**Direction**
Pull out every line below that holds the word "SqlServer".

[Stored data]
====================
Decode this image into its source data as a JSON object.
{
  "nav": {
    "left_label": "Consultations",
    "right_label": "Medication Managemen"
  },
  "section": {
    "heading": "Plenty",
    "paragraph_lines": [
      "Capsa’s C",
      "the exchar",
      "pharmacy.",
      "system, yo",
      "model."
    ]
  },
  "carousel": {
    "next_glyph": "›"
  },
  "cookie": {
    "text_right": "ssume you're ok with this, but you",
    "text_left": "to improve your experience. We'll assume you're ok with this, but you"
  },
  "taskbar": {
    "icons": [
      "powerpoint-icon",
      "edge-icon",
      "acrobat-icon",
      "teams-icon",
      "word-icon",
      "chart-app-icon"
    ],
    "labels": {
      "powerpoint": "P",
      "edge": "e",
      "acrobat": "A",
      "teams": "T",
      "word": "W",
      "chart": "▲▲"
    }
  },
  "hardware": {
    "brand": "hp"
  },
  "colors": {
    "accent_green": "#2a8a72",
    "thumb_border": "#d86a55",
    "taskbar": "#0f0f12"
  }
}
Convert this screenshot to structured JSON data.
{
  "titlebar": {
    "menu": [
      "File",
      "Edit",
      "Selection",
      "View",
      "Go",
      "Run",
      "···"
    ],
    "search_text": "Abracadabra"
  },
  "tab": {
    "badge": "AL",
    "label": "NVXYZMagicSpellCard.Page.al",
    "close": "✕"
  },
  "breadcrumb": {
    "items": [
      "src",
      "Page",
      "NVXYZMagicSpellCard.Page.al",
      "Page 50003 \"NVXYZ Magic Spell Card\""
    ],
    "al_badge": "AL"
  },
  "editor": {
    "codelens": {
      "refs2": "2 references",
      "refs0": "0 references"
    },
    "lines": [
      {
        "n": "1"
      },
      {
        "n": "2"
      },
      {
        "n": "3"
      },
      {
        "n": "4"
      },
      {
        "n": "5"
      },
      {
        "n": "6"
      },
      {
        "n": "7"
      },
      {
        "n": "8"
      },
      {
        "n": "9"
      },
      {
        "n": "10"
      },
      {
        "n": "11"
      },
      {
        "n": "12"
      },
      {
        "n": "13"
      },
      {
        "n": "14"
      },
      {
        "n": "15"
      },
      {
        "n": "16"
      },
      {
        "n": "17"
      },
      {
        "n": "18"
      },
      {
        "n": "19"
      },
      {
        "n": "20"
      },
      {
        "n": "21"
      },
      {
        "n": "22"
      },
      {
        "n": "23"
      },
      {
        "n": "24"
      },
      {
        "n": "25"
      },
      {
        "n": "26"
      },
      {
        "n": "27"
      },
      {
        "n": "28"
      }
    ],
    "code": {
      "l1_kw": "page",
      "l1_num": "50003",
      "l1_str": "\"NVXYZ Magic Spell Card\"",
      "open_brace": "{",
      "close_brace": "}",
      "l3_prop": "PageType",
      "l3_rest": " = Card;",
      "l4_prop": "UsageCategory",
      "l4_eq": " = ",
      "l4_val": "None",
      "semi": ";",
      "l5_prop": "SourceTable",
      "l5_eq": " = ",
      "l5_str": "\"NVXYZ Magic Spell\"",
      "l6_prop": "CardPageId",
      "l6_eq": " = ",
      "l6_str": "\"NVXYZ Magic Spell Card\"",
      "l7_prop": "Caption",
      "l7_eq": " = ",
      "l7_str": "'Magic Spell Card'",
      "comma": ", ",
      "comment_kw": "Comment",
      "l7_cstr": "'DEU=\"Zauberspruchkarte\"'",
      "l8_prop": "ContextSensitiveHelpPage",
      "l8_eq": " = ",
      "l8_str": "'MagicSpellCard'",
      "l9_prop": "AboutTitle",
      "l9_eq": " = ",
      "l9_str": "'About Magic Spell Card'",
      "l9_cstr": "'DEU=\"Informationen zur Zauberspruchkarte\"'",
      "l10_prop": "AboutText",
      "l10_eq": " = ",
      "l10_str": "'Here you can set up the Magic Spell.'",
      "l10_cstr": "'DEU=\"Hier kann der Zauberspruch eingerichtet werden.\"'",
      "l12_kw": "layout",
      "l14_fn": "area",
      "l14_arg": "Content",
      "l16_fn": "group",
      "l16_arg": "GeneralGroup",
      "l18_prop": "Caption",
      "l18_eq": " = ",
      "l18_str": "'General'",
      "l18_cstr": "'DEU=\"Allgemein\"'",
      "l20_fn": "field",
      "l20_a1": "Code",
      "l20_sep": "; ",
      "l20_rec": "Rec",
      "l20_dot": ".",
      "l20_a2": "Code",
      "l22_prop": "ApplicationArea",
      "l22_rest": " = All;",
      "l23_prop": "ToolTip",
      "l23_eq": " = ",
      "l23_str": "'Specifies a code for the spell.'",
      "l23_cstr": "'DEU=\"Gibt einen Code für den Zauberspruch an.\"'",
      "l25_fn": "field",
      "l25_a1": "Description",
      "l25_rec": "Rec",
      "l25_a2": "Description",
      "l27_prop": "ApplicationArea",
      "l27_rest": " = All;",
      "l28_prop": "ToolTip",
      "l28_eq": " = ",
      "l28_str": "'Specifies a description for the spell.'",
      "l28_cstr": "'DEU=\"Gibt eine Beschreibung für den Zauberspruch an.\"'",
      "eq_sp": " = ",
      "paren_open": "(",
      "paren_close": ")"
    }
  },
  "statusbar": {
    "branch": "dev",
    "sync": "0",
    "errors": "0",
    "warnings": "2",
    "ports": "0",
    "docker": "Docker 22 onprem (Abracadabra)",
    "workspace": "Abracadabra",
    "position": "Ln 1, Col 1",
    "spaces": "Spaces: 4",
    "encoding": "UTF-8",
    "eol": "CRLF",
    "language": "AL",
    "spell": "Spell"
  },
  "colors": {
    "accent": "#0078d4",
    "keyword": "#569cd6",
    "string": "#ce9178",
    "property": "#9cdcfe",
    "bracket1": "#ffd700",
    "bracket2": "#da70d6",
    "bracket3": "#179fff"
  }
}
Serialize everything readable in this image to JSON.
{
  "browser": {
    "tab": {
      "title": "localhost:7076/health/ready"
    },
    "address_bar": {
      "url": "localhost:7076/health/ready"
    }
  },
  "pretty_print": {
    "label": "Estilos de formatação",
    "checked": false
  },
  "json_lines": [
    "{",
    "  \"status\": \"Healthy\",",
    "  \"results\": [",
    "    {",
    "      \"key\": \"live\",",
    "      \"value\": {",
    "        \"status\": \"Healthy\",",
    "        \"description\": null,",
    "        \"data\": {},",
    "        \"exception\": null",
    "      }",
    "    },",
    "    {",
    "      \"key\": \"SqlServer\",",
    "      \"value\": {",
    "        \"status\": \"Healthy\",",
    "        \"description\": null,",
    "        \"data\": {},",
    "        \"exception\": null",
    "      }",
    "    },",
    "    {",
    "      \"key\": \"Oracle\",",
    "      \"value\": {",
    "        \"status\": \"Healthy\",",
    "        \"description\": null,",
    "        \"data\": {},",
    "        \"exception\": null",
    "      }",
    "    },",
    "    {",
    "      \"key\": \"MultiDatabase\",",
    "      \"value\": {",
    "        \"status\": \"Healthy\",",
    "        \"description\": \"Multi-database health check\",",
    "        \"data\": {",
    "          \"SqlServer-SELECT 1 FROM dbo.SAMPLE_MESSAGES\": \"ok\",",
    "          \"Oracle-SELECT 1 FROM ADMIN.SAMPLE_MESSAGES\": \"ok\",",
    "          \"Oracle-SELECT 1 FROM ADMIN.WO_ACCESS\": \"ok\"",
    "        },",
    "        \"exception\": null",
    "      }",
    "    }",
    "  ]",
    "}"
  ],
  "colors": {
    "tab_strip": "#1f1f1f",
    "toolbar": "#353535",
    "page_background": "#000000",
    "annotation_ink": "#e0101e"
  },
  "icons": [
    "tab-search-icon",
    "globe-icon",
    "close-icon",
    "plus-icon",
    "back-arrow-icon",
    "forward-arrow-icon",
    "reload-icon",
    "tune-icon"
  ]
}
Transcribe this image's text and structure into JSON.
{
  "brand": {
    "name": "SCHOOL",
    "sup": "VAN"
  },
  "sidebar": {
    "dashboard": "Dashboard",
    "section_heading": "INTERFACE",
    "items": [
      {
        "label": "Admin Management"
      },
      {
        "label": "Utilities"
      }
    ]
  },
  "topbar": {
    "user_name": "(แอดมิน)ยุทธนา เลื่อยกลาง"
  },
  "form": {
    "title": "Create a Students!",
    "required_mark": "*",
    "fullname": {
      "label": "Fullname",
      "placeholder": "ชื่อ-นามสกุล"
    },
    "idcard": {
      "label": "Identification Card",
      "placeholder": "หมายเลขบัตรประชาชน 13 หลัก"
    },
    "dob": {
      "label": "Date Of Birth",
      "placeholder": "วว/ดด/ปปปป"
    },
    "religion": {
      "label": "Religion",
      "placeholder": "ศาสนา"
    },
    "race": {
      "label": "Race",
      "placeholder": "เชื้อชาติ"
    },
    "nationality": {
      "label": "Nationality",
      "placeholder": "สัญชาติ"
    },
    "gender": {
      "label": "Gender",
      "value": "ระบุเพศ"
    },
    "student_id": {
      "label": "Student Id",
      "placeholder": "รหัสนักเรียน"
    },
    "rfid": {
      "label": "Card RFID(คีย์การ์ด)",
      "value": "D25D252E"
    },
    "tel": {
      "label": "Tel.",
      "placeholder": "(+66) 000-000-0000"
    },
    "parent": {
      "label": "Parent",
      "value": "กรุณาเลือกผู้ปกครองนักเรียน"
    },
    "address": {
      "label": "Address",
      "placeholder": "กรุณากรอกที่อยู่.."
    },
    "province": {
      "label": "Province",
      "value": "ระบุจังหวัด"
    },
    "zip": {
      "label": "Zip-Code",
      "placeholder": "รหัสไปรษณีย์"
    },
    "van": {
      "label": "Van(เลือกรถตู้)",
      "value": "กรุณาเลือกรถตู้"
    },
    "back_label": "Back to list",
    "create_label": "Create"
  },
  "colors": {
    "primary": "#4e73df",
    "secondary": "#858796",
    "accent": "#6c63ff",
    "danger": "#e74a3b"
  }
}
====================
**Response below**
    "      \"key\": \"SqlServer\",",
    "          \"SqlServer-SELECT 1 FROM dbo.SAMPLE_MESSAGES\": \"ok\",",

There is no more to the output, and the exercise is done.